● **Element and region listings**
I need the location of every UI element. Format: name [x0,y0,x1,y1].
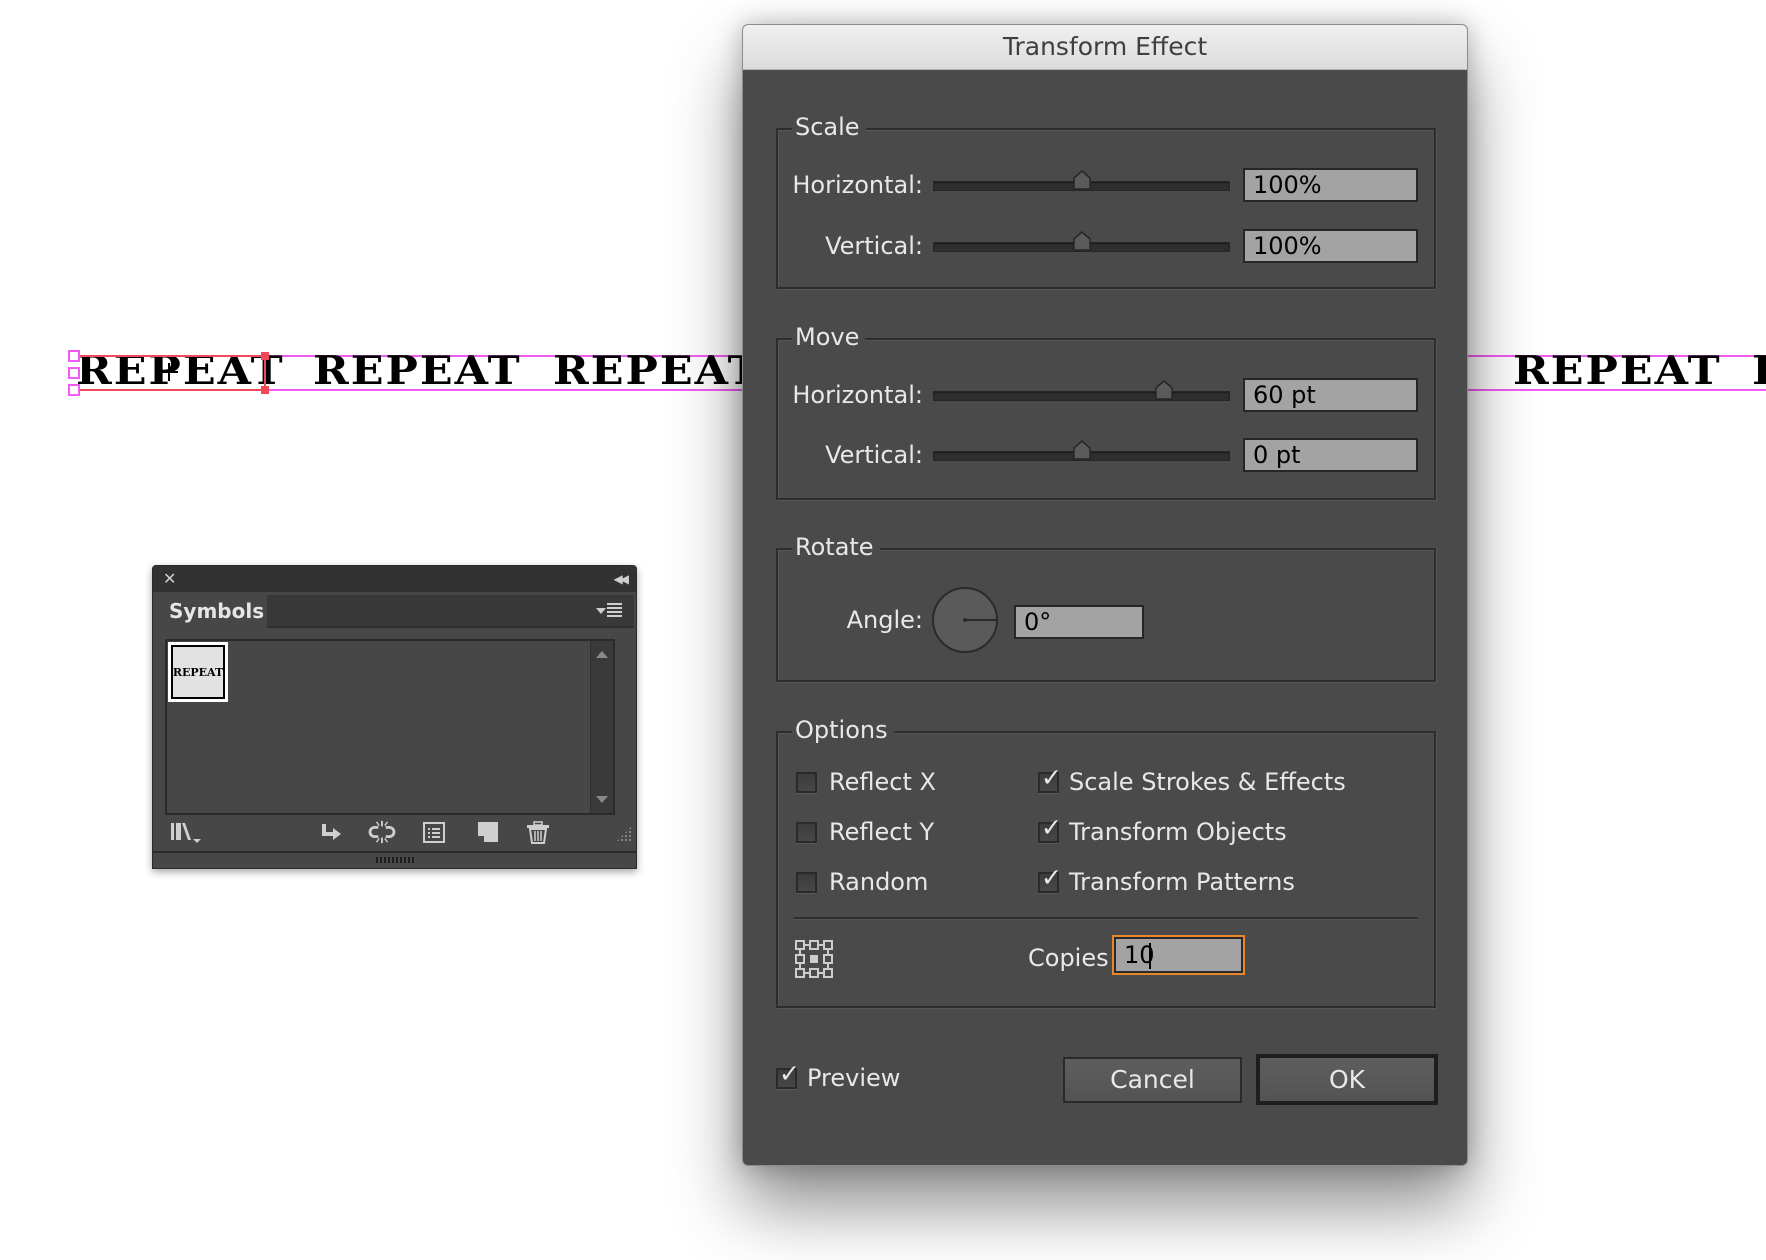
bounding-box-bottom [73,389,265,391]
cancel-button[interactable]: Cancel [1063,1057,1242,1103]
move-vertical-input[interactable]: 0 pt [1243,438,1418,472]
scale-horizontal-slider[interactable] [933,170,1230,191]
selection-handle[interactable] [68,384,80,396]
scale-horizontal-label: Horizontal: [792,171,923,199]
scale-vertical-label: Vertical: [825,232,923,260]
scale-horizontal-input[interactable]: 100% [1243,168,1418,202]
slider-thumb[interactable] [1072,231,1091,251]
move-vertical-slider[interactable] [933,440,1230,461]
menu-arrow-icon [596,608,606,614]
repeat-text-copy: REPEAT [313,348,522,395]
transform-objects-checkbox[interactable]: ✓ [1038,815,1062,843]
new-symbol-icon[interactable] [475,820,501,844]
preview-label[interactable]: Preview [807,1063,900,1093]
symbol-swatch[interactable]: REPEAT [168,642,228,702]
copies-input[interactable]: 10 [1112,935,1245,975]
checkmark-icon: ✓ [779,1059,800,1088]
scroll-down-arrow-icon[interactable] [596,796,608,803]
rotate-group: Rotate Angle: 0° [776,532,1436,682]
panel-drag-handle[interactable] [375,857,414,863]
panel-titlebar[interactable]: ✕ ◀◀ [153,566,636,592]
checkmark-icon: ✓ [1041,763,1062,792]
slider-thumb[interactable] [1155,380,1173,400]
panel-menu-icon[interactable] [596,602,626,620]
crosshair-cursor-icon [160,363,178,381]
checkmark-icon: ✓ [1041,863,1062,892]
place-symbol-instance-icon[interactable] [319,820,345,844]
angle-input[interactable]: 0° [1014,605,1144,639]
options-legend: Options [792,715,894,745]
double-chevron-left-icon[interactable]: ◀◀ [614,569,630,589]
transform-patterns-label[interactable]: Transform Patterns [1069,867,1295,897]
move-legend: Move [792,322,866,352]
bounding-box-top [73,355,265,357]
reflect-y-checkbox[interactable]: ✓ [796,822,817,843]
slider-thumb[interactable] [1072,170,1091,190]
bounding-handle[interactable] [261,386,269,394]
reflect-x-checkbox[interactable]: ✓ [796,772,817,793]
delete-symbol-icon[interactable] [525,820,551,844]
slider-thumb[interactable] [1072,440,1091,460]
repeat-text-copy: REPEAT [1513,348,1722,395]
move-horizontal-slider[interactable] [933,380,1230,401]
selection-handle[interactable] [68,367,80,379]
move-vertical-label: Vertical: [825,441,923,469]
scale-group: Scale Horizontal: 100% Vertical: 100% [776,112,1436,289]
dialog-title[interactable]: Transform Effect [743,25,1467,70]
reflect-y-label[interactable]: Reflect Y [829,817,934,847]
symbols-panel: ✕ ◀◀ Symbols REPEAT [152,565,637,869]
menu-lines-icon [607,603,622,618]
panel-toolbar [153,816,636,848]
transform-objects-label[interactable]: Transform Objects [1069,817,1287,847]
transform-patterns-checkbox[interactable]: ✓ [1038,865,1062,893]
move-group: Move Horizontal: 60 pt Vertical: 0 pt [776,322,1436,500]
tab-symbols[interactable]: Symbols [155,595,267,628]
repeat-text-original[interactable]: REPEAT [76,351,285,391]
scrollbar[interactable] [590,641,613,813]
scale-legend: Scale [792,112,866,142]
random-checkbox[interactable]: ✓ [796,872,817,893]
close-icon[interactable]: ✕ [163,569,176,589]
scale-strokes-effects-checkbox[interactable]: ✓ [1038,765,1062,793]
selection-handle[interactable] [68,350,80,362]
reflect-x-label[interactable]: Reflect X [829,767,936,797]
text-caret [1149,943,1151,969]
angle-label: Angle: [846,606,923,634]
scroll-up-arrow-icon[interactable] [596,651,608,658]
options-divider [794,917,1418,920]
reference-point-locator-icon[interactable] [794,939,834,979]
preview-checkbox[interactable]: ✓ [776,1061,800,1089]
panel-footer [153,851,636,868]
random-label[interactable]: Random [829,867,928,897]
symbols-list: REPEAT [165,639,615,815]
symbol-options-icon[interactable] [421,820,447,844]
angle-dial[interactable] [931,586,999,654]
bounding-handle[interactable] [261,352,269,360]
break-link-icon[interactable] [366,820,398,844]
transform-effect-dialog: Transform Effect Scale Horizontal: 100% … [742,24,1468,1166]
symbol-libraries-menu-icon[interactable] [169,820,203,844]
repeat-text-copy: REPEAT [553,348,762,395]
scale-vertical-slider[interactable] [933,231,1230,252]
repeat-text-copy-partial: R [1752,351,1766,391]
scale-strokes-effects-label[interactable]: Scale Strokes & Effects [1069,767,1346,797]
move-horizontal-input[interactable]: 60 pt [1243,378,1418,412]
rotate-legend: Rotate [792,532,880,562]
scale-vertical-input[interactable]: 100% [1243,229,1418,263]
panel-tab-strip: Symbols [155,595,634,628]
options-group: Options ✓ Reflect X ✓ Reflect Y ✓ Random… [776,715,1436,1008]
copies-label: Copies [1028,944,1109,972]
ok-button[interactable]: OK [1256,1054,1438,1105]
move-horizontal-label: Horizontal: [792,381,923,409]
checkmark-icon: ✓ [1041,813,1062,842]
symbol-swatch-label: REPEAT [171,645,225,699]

● **STATED PROBLEM**
Turn the part of the data that opens with the line containing "bounding-box-bottom [73,389,265,391]" and closes with the line containing "slider-thumb[interactable] [1072,231,1091,251]" into a numbered list, leaving out any blank lines.

● **TASK OUTPUT**
1. bounding-box-bottom [73,389,265,391]
2. cancel-button[interactable]: Cancel [1063,1057,1242,1103]
3. move-vertical-input[interactable]: 0 pt [1243,438,1418,472]
4. scale-horizontal-slider[interactable] [933,170,1230,191]
5. selection-handle[interactable] [68,384,80,396]
6. scale-horizontal-label: Horizontal: [792,171,923,199]
7. scale-vertical-label: Vertical: [825,232,923,260]
8. scale-horizontal-input[interactable]: 100% [1243,168,1418,202]
9. slider-thumb[interactable] [1072,231,1091,251]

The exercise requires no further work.